» Exercise task
Word for word, set down the records and skip each picture.

Dataset entries on figures
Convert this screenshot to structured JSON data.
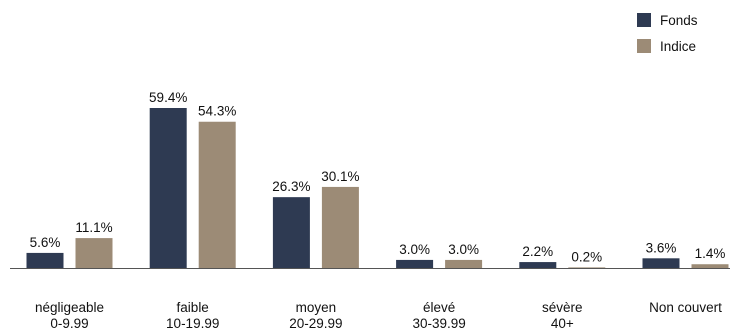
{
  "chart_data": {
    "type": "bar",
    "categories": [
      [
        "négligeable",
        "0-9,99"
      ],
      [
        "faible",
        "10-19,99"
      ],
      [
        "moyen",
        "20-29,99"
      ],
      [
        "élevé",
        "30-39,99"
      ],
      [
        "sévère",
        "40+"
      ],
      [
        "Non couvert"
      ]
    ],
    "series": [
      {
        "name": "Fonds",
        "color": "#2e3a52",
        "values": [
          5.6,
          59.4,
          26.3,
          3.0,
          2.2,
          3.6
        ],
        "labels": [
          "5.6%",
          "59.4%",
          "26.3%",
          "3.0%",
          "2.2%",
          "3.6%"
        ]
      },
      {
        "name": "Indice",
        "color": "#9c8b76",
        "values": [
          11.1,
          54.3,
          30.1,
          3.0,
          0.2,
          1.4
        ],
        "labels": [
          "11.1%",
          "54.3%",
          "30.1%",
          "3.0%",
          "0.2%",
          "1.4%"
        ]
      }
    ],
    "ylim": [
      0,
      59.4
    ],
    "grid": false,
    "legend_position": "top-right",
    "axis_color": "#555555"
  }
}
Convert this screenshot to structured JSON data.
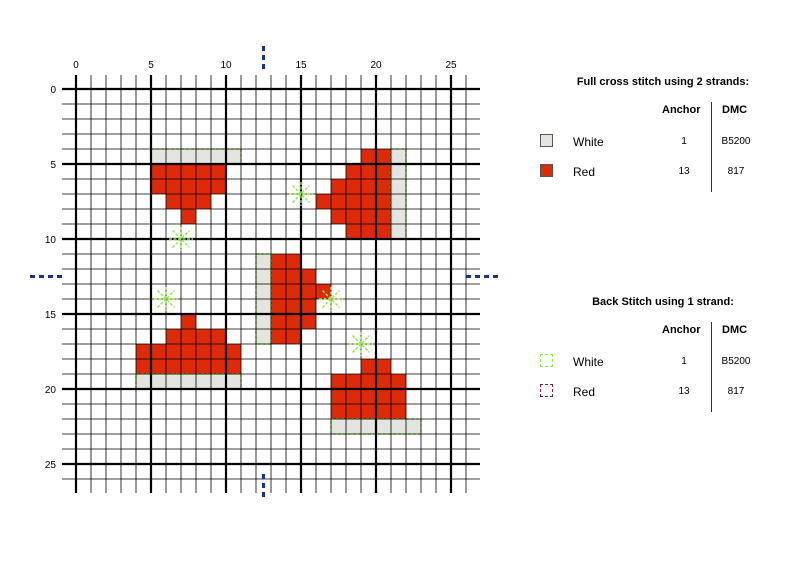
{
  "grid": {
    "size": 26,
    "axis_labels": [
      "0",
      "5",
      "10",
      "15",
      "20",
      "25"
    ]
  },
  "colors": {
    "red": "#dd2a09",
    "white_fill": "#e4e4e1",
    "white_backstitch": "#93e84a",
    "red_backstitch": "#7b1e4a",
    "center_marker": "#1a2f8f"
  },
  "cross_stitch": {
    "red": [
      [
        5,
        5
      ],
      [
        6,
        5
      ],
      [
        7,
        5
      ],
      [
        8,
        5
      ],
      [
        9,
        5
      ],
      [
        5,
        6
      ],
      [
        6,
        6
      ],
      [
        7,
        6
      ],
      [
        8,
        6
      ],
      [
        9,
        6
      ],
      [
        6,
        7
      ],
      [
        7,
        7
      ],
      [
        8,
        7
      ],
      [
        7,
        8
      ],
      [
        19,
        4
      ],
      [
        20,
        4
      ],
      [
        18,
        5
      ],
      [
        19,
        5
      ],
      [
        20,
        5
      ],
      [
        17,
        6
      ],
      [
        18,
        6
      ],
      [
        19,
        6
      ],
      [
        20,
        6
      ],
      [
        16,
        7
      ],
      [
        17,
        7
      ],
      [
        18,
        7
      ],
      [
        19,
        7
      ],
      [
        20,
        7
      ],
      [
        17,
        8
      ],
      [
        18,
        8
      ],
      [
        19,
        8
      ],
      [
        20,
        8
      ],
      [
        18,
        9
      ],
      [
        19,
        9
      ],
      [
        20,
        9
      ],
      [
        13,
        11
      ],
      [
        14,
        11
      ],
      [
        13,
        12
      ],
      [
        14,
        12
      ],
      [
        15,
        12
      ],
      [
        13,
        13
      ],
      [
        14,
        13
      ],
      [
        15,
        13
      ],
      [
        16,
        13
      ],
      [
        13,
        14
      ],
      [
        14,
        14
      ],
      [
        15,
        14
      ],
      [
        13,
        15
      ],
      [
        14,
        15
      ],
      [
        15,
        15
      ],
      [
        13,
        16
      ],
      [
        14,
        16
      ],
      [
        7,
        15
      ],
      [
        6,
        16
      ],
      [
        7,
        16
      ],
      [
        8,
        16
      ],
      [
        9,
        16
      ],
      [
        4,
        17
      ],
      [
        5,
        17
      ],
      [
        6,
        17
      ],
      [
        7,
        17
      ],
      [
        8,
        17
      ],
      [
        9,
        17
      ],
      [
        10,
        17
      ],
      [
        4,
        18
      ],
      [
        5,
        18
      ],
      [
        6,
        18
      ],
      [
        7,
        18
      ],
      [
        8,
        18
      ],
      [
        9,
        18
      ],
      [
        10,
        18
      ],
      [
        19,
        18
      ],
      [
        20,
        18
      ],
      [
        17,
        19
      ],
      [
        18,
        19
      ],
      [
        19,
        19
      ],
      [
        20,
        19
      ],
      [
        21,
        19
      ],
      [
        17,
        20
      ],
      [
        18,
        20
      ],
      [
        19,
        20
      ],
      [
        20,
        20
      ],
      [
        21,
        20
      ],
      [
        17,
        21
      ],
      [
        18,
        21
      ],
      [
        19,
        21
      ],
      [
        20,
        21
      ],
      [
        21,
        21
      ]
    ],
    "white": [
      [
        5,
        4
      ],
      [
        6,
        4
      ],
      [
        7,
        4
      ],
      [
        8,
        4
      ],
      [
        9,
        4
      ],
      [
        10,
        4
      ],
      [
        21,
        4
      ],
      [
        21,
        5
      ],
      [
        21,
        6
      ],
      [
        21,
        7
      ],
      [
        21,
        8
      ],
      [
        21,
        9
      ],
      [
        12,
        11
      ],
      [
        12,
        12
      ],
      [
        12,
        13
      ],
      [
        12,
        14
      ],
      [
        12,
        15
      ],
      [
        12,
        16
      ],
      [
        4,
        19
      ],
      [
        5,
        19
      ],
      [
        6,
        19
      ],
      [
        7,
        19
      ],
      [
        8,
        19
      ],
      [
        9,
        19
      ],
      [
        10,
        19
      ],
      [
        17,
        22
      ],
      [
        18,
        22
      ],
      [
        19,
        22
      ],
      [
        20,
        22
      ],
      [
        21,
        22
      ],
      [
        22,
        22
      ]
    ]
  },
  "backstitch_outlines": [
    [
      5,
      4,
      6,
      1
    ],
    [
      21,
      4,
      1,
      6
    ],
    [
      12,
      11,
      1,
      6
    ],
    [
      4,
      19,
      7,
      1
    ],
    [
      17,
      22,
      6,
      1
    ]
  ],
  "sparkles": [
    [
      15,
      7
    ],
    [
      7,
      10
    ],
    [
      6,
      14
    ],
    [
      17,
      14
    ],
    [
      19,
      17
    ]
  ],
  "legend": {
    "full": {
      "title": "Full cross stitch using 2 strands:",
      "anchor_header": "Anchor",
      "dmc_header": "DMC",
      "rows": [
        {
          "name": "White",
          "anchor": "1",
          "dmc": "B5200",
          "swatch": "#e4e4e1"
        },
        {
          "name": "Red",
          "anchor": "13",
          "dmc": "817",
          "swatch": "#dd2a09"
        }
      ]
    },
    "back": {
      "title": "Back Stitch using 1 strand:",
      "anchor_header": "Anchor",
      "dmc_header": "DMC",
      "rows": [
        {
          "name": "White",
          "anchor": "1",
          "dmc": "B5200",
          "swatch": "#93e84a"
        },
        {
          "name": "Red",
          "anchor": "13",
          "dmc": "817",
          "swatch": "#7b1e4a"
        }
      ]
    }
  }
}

» Answer below
Convert this screenshot to structured JSON data.
{
  "chart_data": {
    "type": "bar",
    "categories": [
      [
        "négligeable",
        "0-9,99"
      ],
      [
        "faible",
        "10-19,99"
      ],
      [
        "moyen",
        "20-29,99"
      ],
      [
        "élevé",
        "30-39,99"
      ],
      [
        "sévère",
        "40+"
      ],
      [
        "Non couvert"
      ]
    ],
    "series": [
      {
        "name": "Fonds",
        "color": "#2e3a52",
        "values": [
          5.6,
          59.4,
          26.3,
          3.0,
          2.2,
          3.6
        ],
        "labels": [
          "5.6%",
          "59.4%",
          "26.3%",
          "3.0%",
          "2.2%",
          "3.6%"
        ]
      },
      {
        "name": "Indice",
        "color": "#9c8b76",
        "values": [
          11.1,
          54.3,
          30.1,
          3.0,
          0.2,
          1.4
        ],
        "labels": [
          "11.1%",
          "54.3%",
          "30.1%",
          "3.0%",
          "0.2%",
          "1.4%"
        ]
      }
    ],
    "ylim": [
      0,
      59.4
    ],
    "grid": false,
    "legend_position": "top-right",
    "axis_color": "#555555"
  }
}
Convert this screenshot to structured JSON data.
{
  "grid": {
    "size": 26,
    "axis_labels": [
      "0",
      "5",
      "10",
      "15",
      "20",
      "25"
    ]
  },
  "colors": {
    "red": "#dd2a09",
    "white_fill": "#e4e4e1",
    "white_backstitch": "#93e84a",
    "red_backstitch": "#7b1e4a",
    "center_marker": "#1a2f8f"
  },
  "cross_stitch": {
    "red": [
      [
        5,
        5
      ],
      [
        6,
        5
      ],
      [
        7,
        5
      ],
      [
        8,
        5
      ],
      [
        9,
        5
      ],
      [
        5,
        6
      ],
      [
        6,
        6
      ],
      [
        7,
        6
      ],
      [
        8,
        6
      ],
      [
        9,
        6
      ],
      [
        6,
        7
      ],
      [
        7,
        7
      ],
      [
        8,
        7
      ],
      [
        7,
        8
      ],
      [
        19,
        4
      ],
      [
        20,
        4
      ],
      [
        18,
        5
      ],
      [
        19,
        5
      ],
      [
        20,
        5
      ],
      [
        17,
        6
      ],
      [
        18,
        6
      ],
      [
        19,
        6
      ],
      [
        20,
        6
      ],
      [
        16,
        7
      ],
      [
        17,
        7
      ],
      [
        18,
        7
      ],
      [
        19,
        7
      ],
      [
        20,
        7
      ],
      [
        17,
        8
      ],
      [
        18,
        8
      ],
      [
        19,
        8
      ],
      [
        20,
        8
      ],
      [
        18,
        9
      ],
      [
        19,
        9
      ],
      [
        20,
        9
      ],
      [
        13,
        11
      ],
      [
        14,
        11
      ],
      [
        13,
        12
      ],
      [
        14,
        12
      ],
      [
        15,
        12
      ],
      [
        13,
        13
      ],
      [
        14,
        13
      ],
      [
        15,
        13
      ],
      [
        16,
        13
      ],
      [
        13,
        14
      ],
      [
        14,
        14
      ],
      [
        15,
        14
      ],
      [
        13,
        15
      ],
      [
        14,
        15
      ],
      [
        15,
        15
      ],
      [
        13,
        16
      ],
      [
        14,
        16
      ],
      [
        7,
        15
      ],
      [
        6,
        16
      ],
      [
        7,
        16
      ],
      [
        8,
        16
      ],
      [
        9,
        16
      ],
      [
        4,
        17
      ],
      [
        5,
        17
      ],
      [
        6,
        17
      ],
      [
        7,
        17
      ],
      [
        8,
        17
      ],
      [
        9,
        17
      ],
      [
        10,
        17
      ],
      [
        4,
        18
      ],
      [
        5,
        18
      ],
      [
        6,
        18
      ],
      [
        7,
        18
      ],
      [
        8,
        18
      ],
      [
        9,
        18
      ],
      [
        10,
        18
      ],
      [
        19,
        18
      ],
      [
        20,
        18
      ],
      [
        17,
        19
      ],
      [
        18,
        19
      ],
      [
        19,
        19
      ],
      [
        20,
        19
      ],
      [
        21,
        19
      ],
      [
        17,
        20
      ],
      [
        18,
        20
      ],
      [
        19,
        20
      ],
      [
        20,
        20
      ],
      [
        21,
        20
      ],
      [
        17,
        21
      ],
      [
        18,
        21
      ],
      [
        19,
        21
      ],
      [
        20,
        21
      ],
      [
        21,
        21
      ]
    ],
    "white": [
      [
        5,
        4
      ],
      [
        6,
        4
      ],
      [
        7,
        4
      ],
      [
        8,
        4
      ],
      [
        9,
        4
      ],
      [
        10,
        4
      ],
      [
        21,
        4
      ],
      [
        21,
        5
      ],
      [
        21,
        6
      ],
      [
        21,
        7
      ],
      [
        21,
        8
      ],
      [
        21,
        9
      ],
      [
        12,
        11
      ],
      [
        12,
        12
      ],
      [
        12,
        13
      ],
      [
        12,
        14
      ],
      [
        12,
        15
      ],
      [
        12,
        16
      ],
      [
        4,
        19
      ],
      [
        5,
        19
      ],
      [
        6,
        19
      ],
      [
        7,
        19
      ],
      [
        8,
        19
      ],
      [
        9,
        19
      ],
      [
        10,
        19
      ],
      [
        17,
        22
      ],
      [
        18,
        22
      ],
      [
        19,
        22
      ],
      [
        20,
        22
      ],
      [
        21,
        22
      ],
      [
        22,
        22
      ]
    ]
  },
  "backstitch_outlines": [
    [
      5,
      4,
      6,
      1
    ],
    [
      21,
      4,
      1,
      6
    ],
    [
      12,
      11,
      1,
      6
    ],
    [
      4,
      19,
      7,
      1
    ],
    [
      17,
      22,
      6,
      1
    ]
  ],
  "sparkles": [
    [
      15,
      7
    ],
    [
      7,
      10
    ],
    [
      6,
      14
    ],
    [
      17,
      14
    ],
    [
      19,
      17
    ]
  ],
  "legend": {
    "full": {
      "title": "Full cross stitch using 2 strands:",
      "anchor_header": "Anchor",
      "dmc_header": "DMC",
      "rows": [
        {
          "name": "White",
          "anchor": "1",
          "dmc": "B5200",
          "swatch": "#e4e4e1"
        },
        {
          "name": "Red",
          "anchor": "13",
          "dmc": "817",
          "swatch": "#dd2a09"
        }
      ]
    },
    "back": {
      "title": "Back Stitch using 1 strand:",
      "anchor_header": "Anchor",
      "dmc_header": "DMC",
      "rows": [
        {
          "name": "White",
          "anchor": "1",
          "dmc": "B5200",
          "swatch": "#93e84a"
        },
        {
          "name": "Red",
          "anchor": "13",
          "dmc": "817",
          "swatch": "#7b1e4a"
        }
      ]
    }
  }
}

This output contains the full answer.